▸ **Task instructions**
Quote all of the data exactly as given. Skip every picture it contains.

▸ **Exercise materials**

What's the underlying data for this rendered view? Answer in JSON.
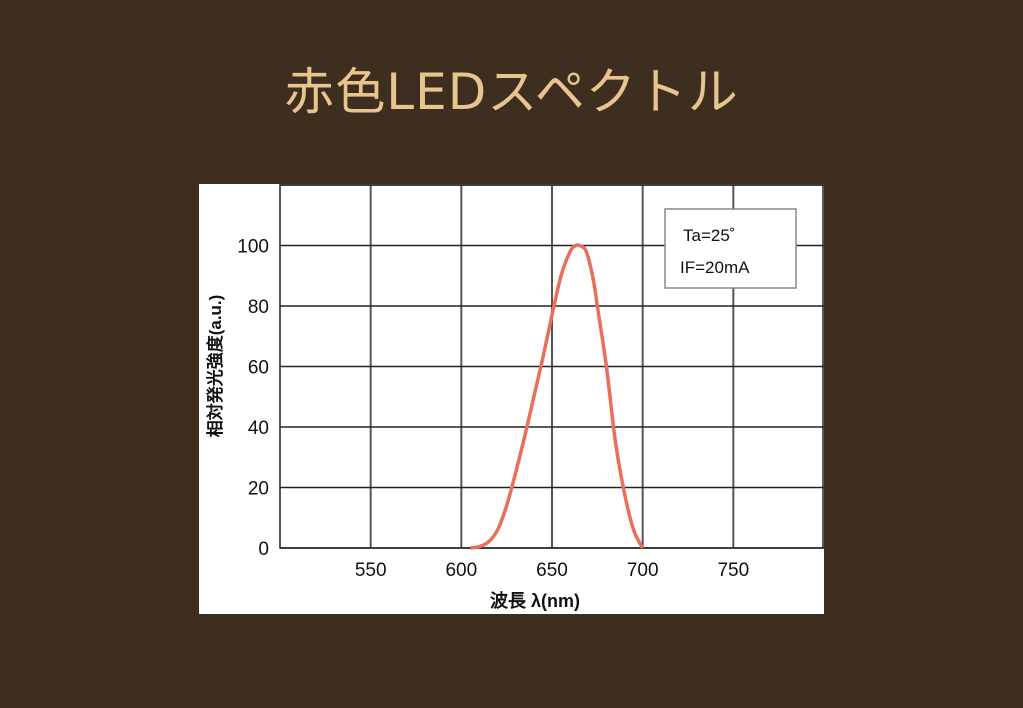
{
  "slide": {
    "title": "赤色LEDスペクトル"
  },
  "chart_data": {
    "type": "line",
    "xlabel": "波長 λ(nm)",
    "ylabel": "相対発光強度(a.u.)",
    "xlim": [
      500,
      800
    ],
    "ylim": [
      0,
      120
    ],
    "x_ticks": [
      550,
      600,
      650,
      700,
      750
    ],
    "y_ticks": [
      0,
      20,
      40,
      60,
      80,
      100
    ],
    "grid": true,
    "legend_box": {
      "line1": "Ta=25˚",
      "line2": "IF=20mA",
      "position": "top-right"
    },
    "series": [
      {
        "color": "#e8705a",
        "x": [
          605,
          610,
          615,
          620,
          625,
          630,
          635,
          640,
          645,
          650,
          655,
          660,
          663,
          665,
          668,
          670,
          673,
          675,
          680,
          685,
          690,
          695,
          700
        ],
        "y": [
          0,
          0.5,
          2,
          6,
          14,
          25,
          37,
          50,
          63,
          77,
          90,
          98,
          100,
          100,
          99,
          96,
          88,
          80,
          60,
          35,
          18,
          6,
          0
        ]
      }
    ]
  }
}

▸ **Result below**
What's the underlying data for this rendered view? Answer in JSON.
{
  "slide": {
    "title": "赤色LEDスペクトル"
  },
  "chart_data": {
    "type": "line",
    "xlabel": "波長 λ(nm)",
    "ylabel": "相対発光強度(a.u.)",
    "xlim": [
      500,
      800
    ],
    "ylim": [
      0,
      120
    ],
    "x_ticks": [
      550,
      600,
      650,
      700,
      750
    ],
    "y_ticks": [
      0,
      20,
      40,
      60,
      80,
      100
    ],
    "grid": true,
    "legend_box": {
      "line1": "Ta=25˚",
      "line2": "IF=20mA",
      "position": "top-right"
    },
    "series": [
      {
        "color": "#e8705a",
        "x": [
          605,
          610,
          615,
          620,
          625,
          630,
          635,
          640,
          645,
          650,
          655,
          660,
          663,
          665,
          668,
          670,
          673,
          675,
          680,
          685,
          690,
          695,
          700
        ],
        "y": [
          0,
          0.5,
          2,
          6,
          14,
          25,
          37,
          50,
          63,
          77,
          90,
          98,
          100,
          100,
          99,
          96,
          88,
          80,
          60,
          35,
          18,
          6,
          0
        ]
      }
    ]
  }
}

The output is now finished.